* **What you will do**
Retype the listing that follows, word for word.

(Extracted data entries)
§ §
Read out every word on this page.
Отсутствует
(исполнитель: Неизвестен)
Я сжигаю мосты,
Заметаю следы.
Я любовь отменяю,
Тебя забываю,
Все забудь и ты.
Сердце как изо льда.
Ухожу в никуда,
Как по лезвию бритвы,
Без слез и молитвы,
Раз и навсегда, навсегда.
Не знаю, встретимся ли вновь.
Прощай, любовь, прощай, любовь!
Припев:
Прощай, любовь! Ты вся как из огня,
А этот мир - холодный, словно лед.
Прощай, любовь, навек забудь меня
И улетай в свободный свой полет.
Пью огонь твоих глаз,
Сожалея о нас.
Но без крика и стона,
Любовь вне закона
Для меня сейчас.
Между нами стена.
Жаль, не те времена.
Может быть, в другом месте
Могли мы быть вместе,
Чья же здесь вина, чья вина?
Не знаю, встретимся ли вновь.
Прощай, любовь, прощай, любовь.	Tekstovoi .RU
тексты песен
§ §
* **Solution**
Read out every word on this page.
Отсутствует
(исполнитель: Неизвестен)
Я сжигаю мосты,
Заметаю следы.
Я любовь отменяю,
Тебя забываю,
Все забудь и ты.
Сердце как изо льда.
Ухожу в никуда,
Как по лезвию бритвы,
Без слез и молитвы,
Раз и навсегда, навсегда.
Не знаю, встретимся ли вновь.
Прощай, любовь, прощай, любовь!
Припев:
Прощай, любовь! Ты вся как из огня,
А этот мир - холодный, словно лед.
Прощай, любовь, навек забудь меня
И улетай в свободный свой полет.
Пью огонь твоих глаз,
Сожалея о нас.
Но без крика и стона,
Любовь вне закона
Для меня сейчас.
Между нами стена.
Жаль, не те времена.
Может быть, в другом месте
Могли мы быть вместе,
Чья же здесь вина, чья вина?
Не знаю, встретимся ли вновь.
Прощай, любовь, прощай, любовь.	Tekstovoi .RU
тексты песен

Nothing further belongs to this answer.